**TASK GOAL:** Your job is to retype all of the data word for word, leaving every image out.

**DATA LISTING:**
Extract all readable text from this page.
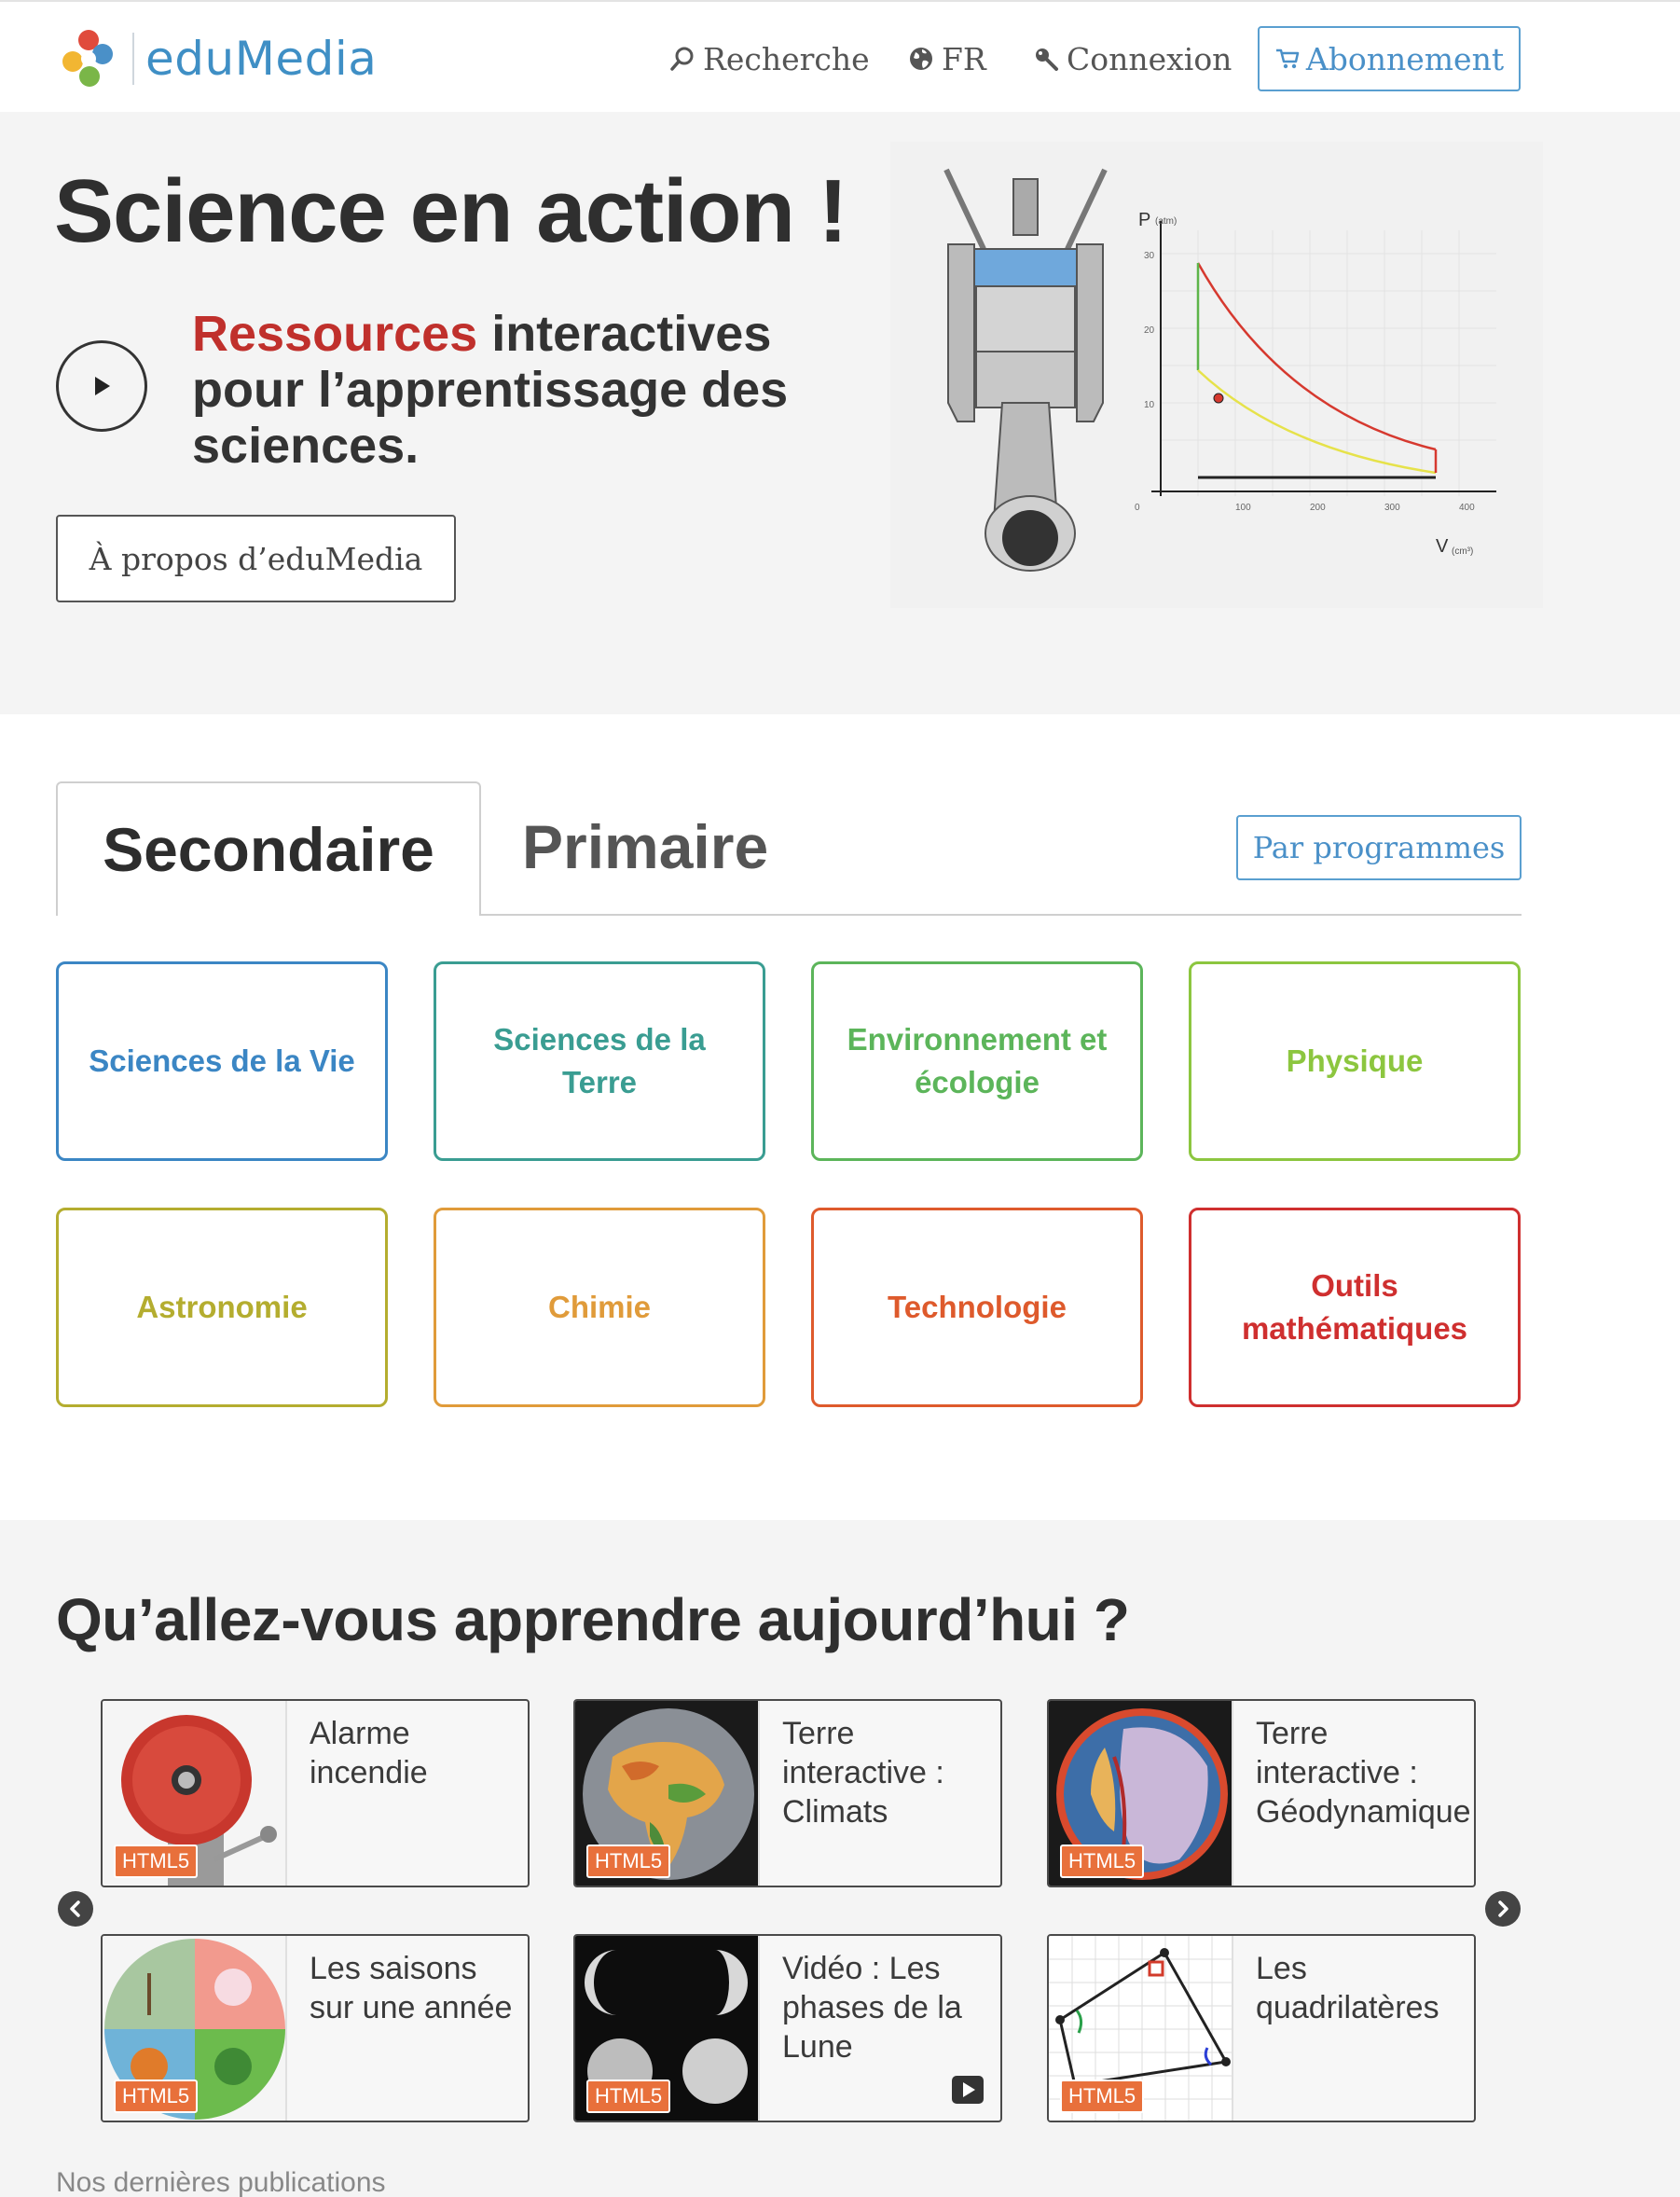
eduMedia	Recherche FR	Connexion Abonnement
Science en action !
Ressources interactives pour l’apprentissage des sciences.
À propos d’eduMedia
P (atm)
30
20
10
0	100	200	300	400
V (cm³)
Secondaire	Primaire	Par programmes
Sciences de la Vie
Sciences de la Terre
Environnement et écologie
Physique
Astronomie	Chimie	Technologie
Outils mathématiques
Qu’allez-vous apprendre aujourd’hui ?
HTML5
Alarme incendie
HTML5
Terre interactive : Climats
HTML5
Terre interactive : Géodynamique
HTML5
Les saisons sur une année
HTML5
Vidéo : Les phases de la Lune
HTML5
Les quadrilatères
Nos dernières publications
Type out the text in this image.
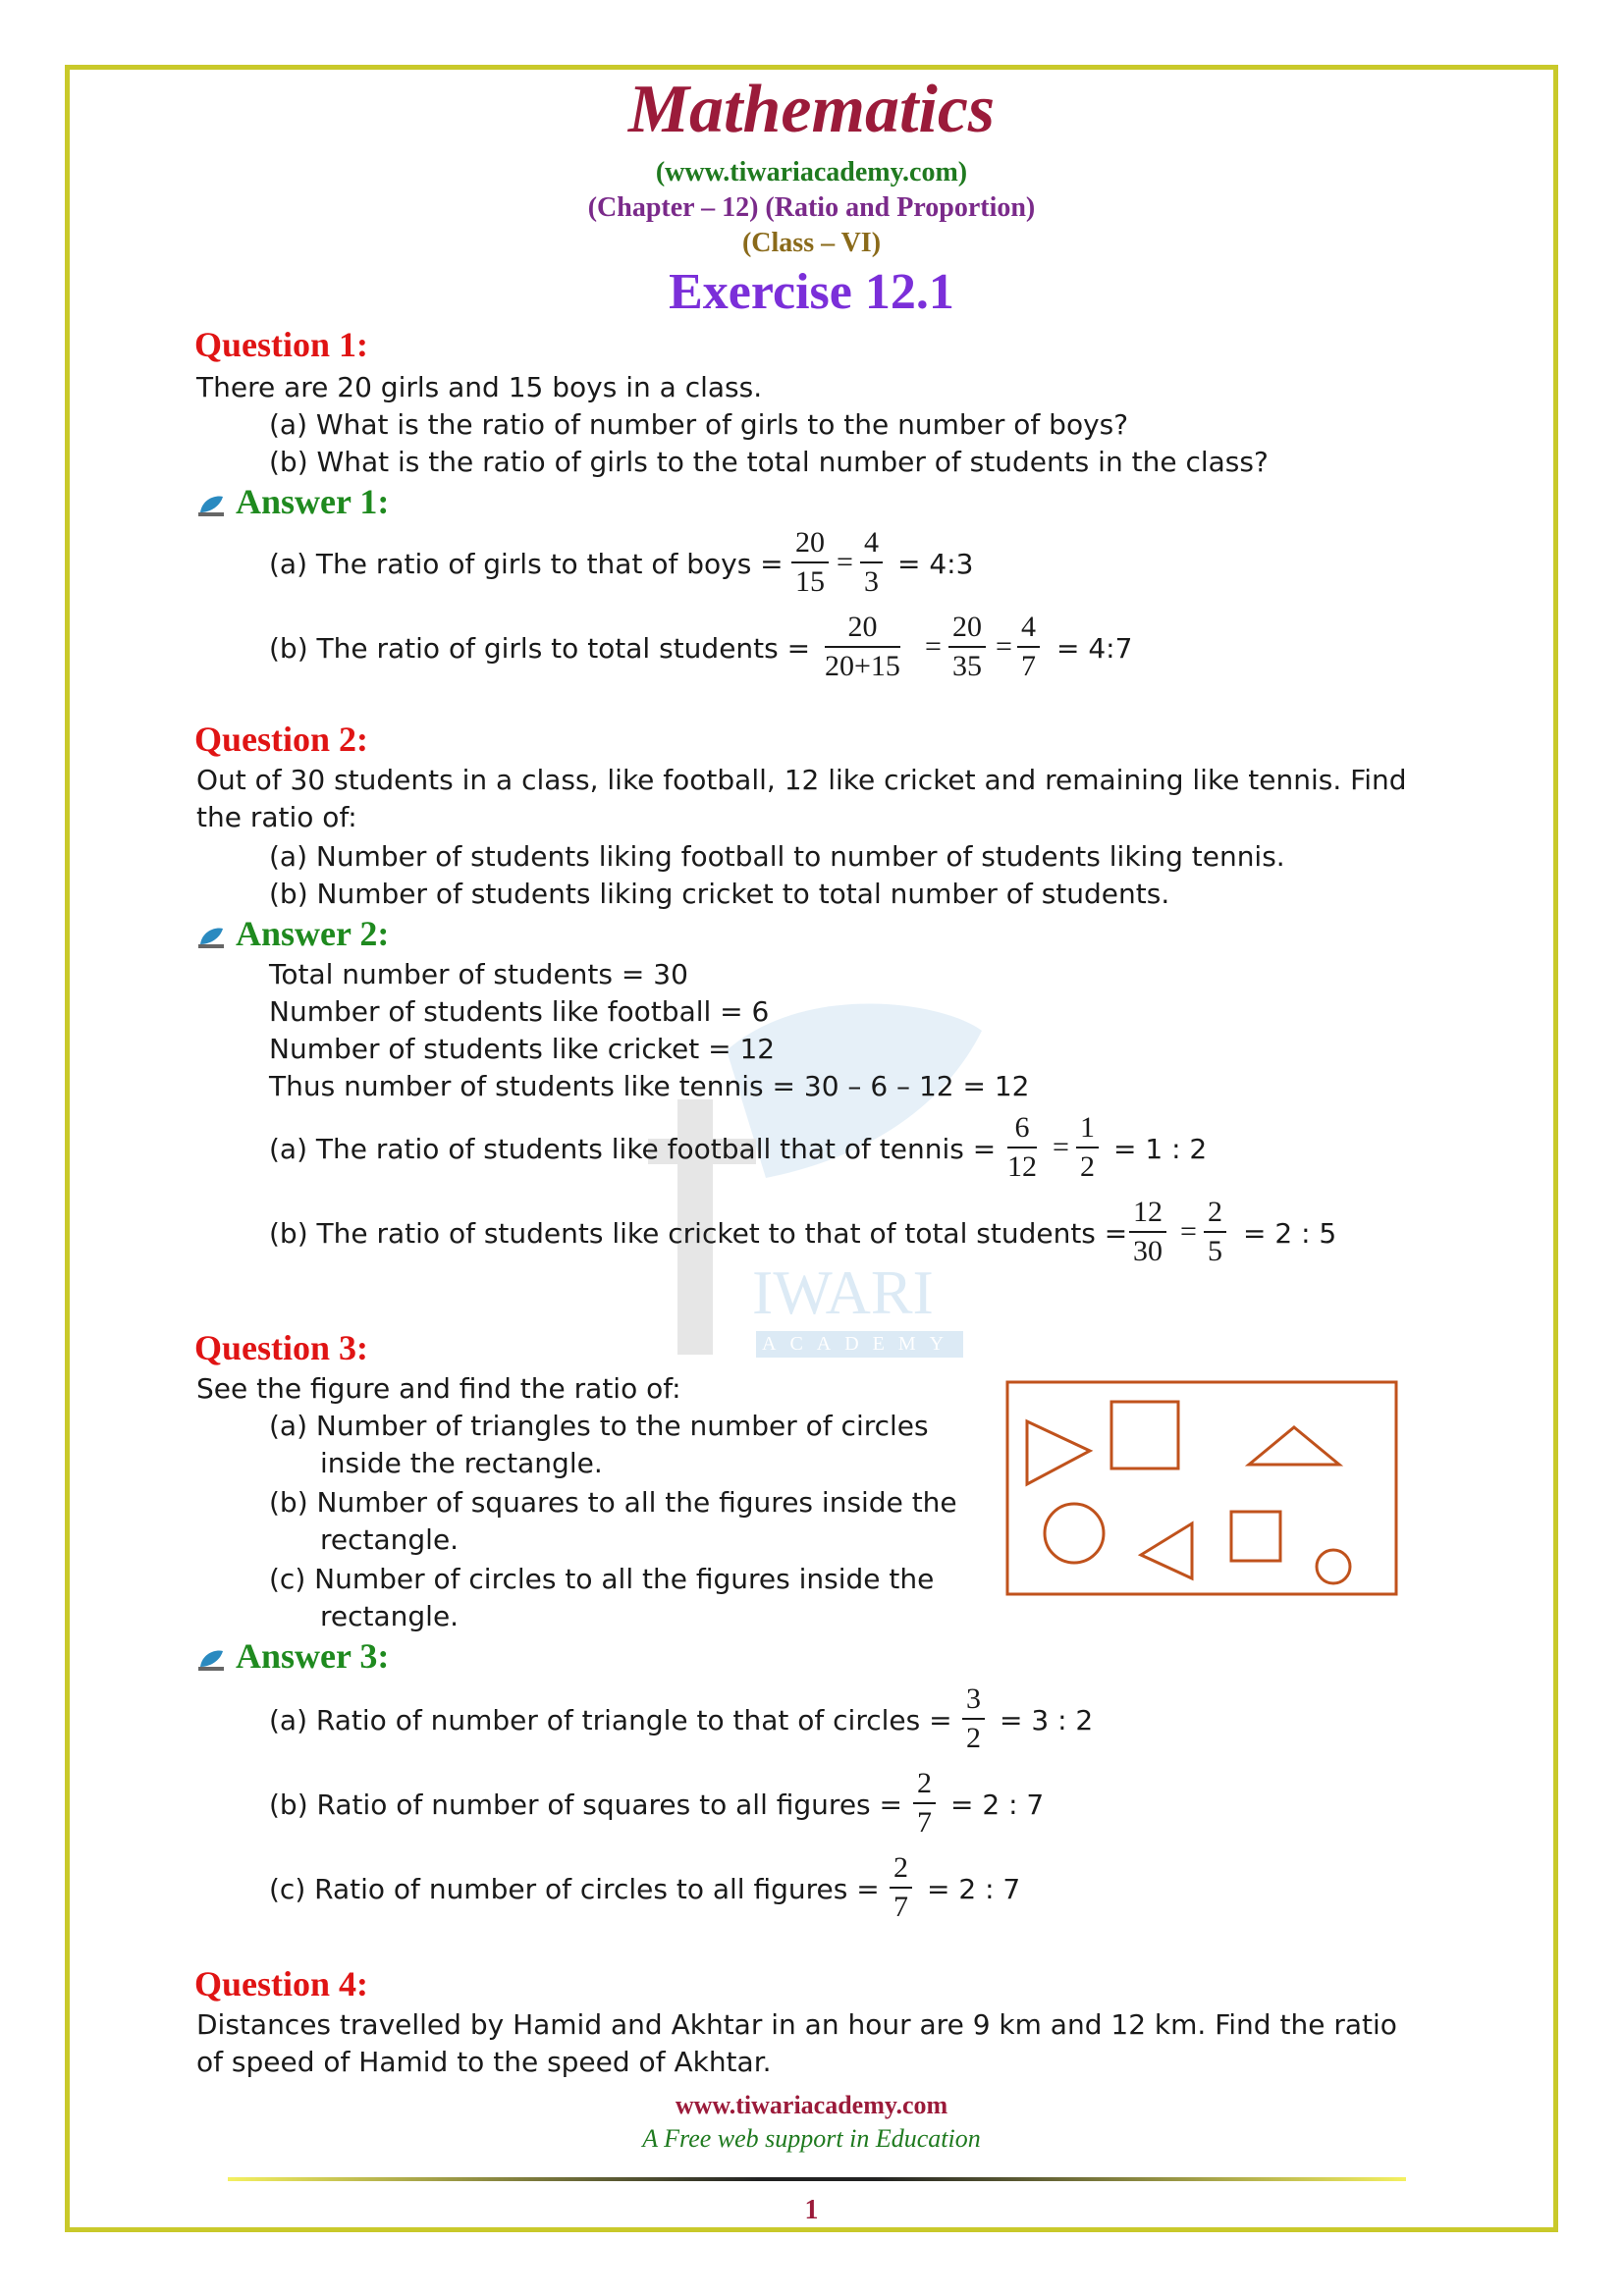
IWARI
ACADEMY
Mathematics
(www.tiwariacademy.com)
(Chapter – 12) (Ratio and Proportion)
(Class – VI)
Exercise 12.1
Question 1:
There are 20 girls and 15 boys in a class.
(a) What is the ratio of number of girls to the number of boys?
(b) What is the ratio of girls to the total number of students in the class?
Answer 1:
(a) The ratio of girls to that of boys = $\frac{20}{15} = \frac{4}{3}$ = 4:3
(b) The ratio of girls to total students = $\frac{20}{20+15} = \frac{20}{35} = \frac{4}{7}$ = 4:7
Question 2:
Out of 30 students in a class, like football, 12 like cricket and remaining like tennis. Find
the ratio of:
(a) Number of students liking football to number of students liking tennis.
(b) Number of students liking cricket to total number of students.
Answer 2:
Total number of students = 30
Number of students like football = 6
Number of students like cricket = 12
Thus number of students like tennis = 30 – 6 – 12 = 12
(a) The ratio of students like football that of tennis = $\frac{6}{12} = \frac{1}{2} = 1$ : 2
(b) The ratio of students like cricket to that of total students = $\frac{12}{30} = \frac{2}{5} = 2$ : 5
Question 3:
See the figure and find the ratio of:
(a) Number of triangles to the number of circles
inside the rectangle.
(b) Number of squares to all the figures inside the
rectangle.
(c) Number of circles to all the figures inside the
rectangle.
Answer 3:
(a) Ratio of number of triangle to that of circles = $\frac{3}{2} = 3$ : 2
(b) Ratio of number of squares to all figures = $\frac{2}{7} = 2$ : 7
(c) Ratio of number of circles to all figures = $\frac{2}{7} = 2$ : 7
Question 4:
Distances travelled by Hamid and Akhtar in an hour are 9 km and 12 km. Find the ratio
of speed of Hamid to the speed of Akhtar.
www.tiwariacademy.com
A Free web support in Education
1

**TASK RESPONSE:**
Extract all readable text from this page.
eduMedia	Recherche FR	Connexion Abonnement
Science en action !
Ressources interactives pour l’apprentissage des sciences.
À propos d’eduMedia
P (atm)
30
20
10
0	100	200	300	400
V (cm³)
Secondaire	Primaire	Par programmes
Sciences de la Vie
Sciences de la Terre
Environnement et écologie
Physique
Astronomie	Chimie	Technologie
Outils mathématiques
Qu’allez-vous apprendre aujourd’hui ?
HTML5
Alarme incendie
HTML5
Terre interactive : Climats
HTML5
Terre interactive : Géodynamique
HTML5
Les saisons sur une année
HTML5
Vidéo : Les phases de la Lune
HTML5
Les quadrilatères
Nos dernières publications
Type out the text in this image.
IWARI
ACADEMY
Mathematics
(www.tiwariacademy.com)
(Chapter – 12) (Ratio and Proportion)
(Class – VI)
Exercise 12.1
Question 1:
There are 20 girls and 15 boys in a class.
(a) What is the ratio of number of girls to the number of boys?
(b) What is the ratio of girls to the total number of students in the class?
Answer 1:
(a) The ratio of girls to that of boys = $\frac{20}{15} = \frac{4}{3}$ = 4:3
(b) The ratio of girls to total students = $\frac{20}{20+15} = \frac{20}{35} = \frac{4}{7}$ = 4:7
Question 2:
Out of 30 students in a class, like football, 12 like cricket and remaining like tennis. Find
the ratio of:
(a) Number of students liking football to number of students liking tennis.
(b) Number of students liking cricket to total number of students.
Answer 2:
Total number of students = 30
Number of students like football = 6
Number of students like cricket = 12
Thus number of students like tennis = 30 – 6 – 12 = 12
(a) The ratio of students like football that of tennis = $\frac{6}{12} = \frac{1}{2} = 1$ : 2
(b) The ratio of students like cricket to that of total students = $\frac{12}{30} = \frac{2}{5} = 2$ : 5
Question 3:
See the figure and find the ratio of:
(a) Number of triangles to the number of circles
inside the rectangle.
(b) Number of squares to all the figures inside the
rectangle.
(c) Number of circles to all the figures inside the
rectangle.
Answer 3:
(a) Ratio of number of triangle to that of circles = $\frac{3}{2} = 3$ : 2
(b) Ratio of number of squares to all figures = $\frac{2}{7} = 2$ : 7
(c) Ratio of number of circles to all figures = $\frac{2}{7} = 2$ : 7
Question 4:
Distances travelled by Hamid and Akhtar in an hour are 9 km and 12 km. Find the ratio
of speed of Hamid to the speed of Akhtar.
www.tiwariacademy.com
A Free web support in Education
1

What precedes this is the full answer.